» Dataset records:
____________________

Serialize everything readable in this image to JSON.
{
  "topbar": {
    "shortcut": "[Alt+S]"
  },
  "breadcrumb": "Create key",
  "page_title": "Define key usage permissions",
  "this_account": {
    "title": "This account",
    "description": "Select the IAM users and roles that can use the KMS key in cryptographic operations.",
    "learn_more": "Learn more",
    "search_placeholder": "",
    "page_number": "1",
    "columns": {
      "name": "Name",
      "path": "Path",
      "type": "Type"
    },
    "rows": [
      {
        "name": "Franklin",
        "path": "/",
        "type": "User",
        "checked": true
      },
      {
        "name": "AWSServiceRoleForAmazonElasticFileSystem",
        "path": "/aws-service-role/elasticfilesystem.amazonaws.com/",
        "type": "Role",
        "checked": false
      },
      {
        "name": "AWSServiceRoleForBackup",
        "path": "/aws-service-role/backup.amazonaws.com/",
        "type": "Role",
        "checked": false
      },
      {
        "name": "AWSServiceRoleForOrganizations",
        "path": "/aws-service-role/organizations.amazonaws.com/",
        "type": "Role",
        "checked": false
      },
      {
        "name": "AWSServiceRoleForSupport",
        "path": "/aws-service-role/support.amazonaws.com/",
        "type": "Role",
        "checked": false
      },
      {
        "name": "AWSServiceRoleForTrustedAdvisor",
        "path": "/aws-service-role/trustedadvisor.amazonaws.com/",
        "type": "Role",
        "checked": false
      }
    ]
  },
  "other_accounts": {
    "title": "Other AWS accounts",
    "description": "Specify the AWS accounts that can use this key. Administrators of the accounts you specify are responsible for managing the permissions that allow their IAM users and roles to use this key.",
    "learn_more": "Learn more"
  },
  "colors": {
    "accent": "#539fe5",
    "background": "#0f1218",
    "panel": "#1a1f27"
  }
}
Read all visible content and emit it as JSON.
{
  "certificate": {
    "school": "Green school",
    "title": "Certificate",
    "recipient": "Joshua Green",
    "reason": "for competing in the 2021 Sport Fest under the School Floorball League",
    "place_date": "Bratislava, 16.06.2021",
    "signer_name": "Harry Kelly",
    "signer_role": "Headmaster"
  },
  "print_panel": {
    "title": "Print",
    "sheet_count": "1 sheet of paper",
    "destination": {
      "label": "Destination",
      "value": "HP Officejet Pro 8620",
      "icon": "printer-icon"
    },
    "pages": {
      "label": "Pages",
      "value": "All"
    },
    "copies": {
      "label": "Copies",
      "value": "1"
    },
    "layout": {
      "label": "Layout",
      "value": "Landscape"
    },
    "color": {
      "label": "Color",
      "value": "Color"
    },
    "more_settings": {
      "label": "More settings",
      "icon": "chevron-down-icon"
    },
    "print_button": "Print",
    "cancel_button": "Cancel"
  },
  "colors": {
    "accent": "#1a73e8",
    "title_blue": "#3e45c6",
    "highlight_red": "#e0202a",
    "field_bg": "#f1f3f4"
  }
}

____________________

» Description of the task:
Retype all of the material above with every character intact.

» Result of this exercise:
Serialize everything readable in this image to JSON.
{
  "topbar": {
    "shortcut": "[Alt+S]"
  },
  "breadcrumb": "Create key",
  "page_title": "Define key usage permissions",
  "this_account": {
    "title": "This account",
    "description": "Select the IAM users and roles that can use the KMS key in cryptographic operations.",
    "learn_more": "Learn more",
    "search_placeholder": "",
    "page_number": "1",
    "columns": {
      "name": "Name",
      "path": "Path",
      "type": "Type"
    },
    "rows": [
      {
        "name": "Franklin",
        "path": "/",
        "type": "User",
        "checked": true
      },
      {
        "name": "AWSServiceRoleForAmazonElasticFileSystem",
        "path": "/aws-service-role/elasticfilesystem.amazonaws.com/",
        "type": "Role",
        "checked": false
      },
      {
        "name": "AWSServiceRoleForBackup",
        "path": "/aws-service-role/backup.amazonaws.com/",
        "type": "Role",
        "checked": false
      },
      {
        "name": "AWSServiceRoleForOrganizations",
        "path": "/aws-service-role/organizations.amazonaws.com/",
        "type": "Role",
        "checked": false
      },
      {
        "name": "AWSServiceRoleForSupport",
        "path": "/aws-service-role/support.amazonaws.com/",
        "type": "Role",
        "checked": false
      },
      {
        "name": "AWSServiceRoleForTrustedAdvisor",
        "path": "/aws-service-role/trustedadvisor.amazonaws.com/",
        "type": "Role",
        "checked": false
      }
    ]
  },
  "other_accounts": {
    "title": "Other AWS accounts",
    "description": "Specify the AWS accounts that can use this key. Administrators of the accounts you specify are responsible for managing the permissions that allow their IAM users and roles to use this key.",
    "learn_more": "Learn more"
  },
  "colors": {
    "accent": "#539fe5",
    "background": "#0f1218",
    "panel": "#1a1f27"
  }
}
Read all visible content and emit it as JSON.
{
  "certificate": {
    "school": "Green school",
    "title": "Certificate",
    "recipient": "Joshua Green",
    "reason": "for competing in the 2021 Sport Fest under the School Floorball League",
    "place_date": "Bratislava, 16.06.2021",
    "signer_name": "Harry Kelly",
    "signer_role": "Headmaster"
  },
  "print_panel": {
    "title": "Print",
    "sheet_count": "1 sheet of paper",
    "destination": {
      "label": "Destination",
      "value": "HP Officejet Pro 8620",
      "icon": "printer-icon"
    },
    "pages": {
      "label": "Pages",
      "value": "All"
    },
    "copies": {
      "label": "Copies",
      "value": "1"
    },
    "layout": {
      "label": "Layout",
      "value": "Landscape"
    },
    "color": {
      "label": "Color",
      "value": "Color"
    },
    "more_settings": {
      "label": "More settings",
      "icon": "chevron-down-icon"
    },
    "print_button": "Print",
    "cancel_button": "Cancel"
  },
  "colors": {
    "accent": "#1a73e8",
    "title_blue": "#3e45c6",
    "highlight_red": "#e0202a",
    "field_bg": "#f1f3f4"
  }
}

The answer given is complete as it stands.